(Stored items)

┏━━

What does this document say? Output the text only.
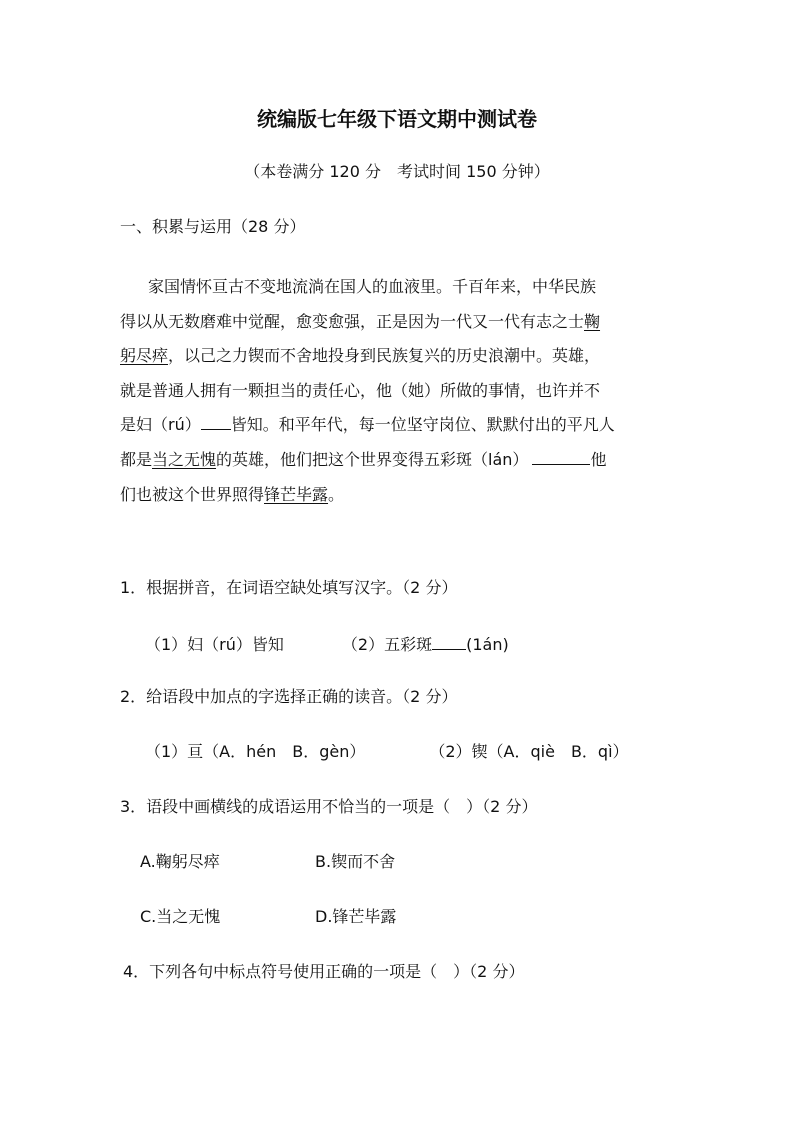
统编版七年级下语文期中测试卷
（本卷满分 120 分　考试时间 150 分钟）
一、积累与运用（28 分）
家国情怀亘古不变地流淌在国人的血液里。千百年来，中华民族
得以从无数磨难中觉醒，愈变愈强，正是因为一代又一代有志之士鞠
躬尽瘁，以己之力锲而不舍地投身到民族复兴的历史浪潮中。英雄，
就是普通人拥有一颗担当的责任心，他（她）所做的事情，也许并不
是妇（rú） 皆知。和平年代，每一位坚守岗位、默默付出的平凡人
都是当之无愧的英雄，他们把这个世界变得五彩斑（lán）	他
们也被这个世界照得锋芒毕露。
1．根据拼音，在词语空缺处填写汉字。（2 分）
（1）妇（rú）皆知	（2）五彩斑 (1án)
2．给语段中加点的字选择正确的读音。（2 分）
（1）亘（A．hén　B．gèn）	（2）锲（A．qiè　B．qì）
3．语段中画横线的成语运用不恰当的一项是（　）（2 分）
A.鞠躬尽瘁	B.锲而不舍
C.当之无愧	D.锋芒毕露
4．下列各句中标点符号使用正确的一项是（　）（2 分）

┗━━

What needs to be done: Transcribe every record above exactly, leaving out the pictures.

Response:
What does this document say? Output the text only.
统编版七年级下语文期中测试卷
（本卷满分 120 分　考试时间 150 分钟）
一、积累与运用（28 分）
家国情怀亘古不变地流淌在国人的血液里。千百年来，中华民族
得以从无数磨难中觉醒，愈变愈强，正是因为一代又一代有志之士鞠
躬尽瘁，以己之力锲而不舍地投身到民族复兴的历史浪潮中。英雄，
就是普通人拥有一颗担当的责任心，他（她）所做的事情，也许并不
是妇（rú） 皆知。和平年代，每一位坚守岗位、默默付出的平凡人
都是当之无愧的英雄，他们把这个世界变得五彩斑（lán）	他
们也被这个世界照得锋芒毕露。
1．根据拼音，在词语空缺处填写汉字。（2 分）
（1）妇（rú）皆知	（2）五彩斑 (1án)
2．给语段中加点的字选择正确的读音。（2 分）
（1）亘（A．hén　B．gèn）	（2）锲（A．qiè　B．qì）
3．语段中画横线的成语运用不恰当的一项是（　）（2 分）
A.鞠躬尽瘁	B.锲而不舍
C.当之无愧	D.锋芒毕露
4．下列各句中标点符号使用正确的一项是（　）（2 分）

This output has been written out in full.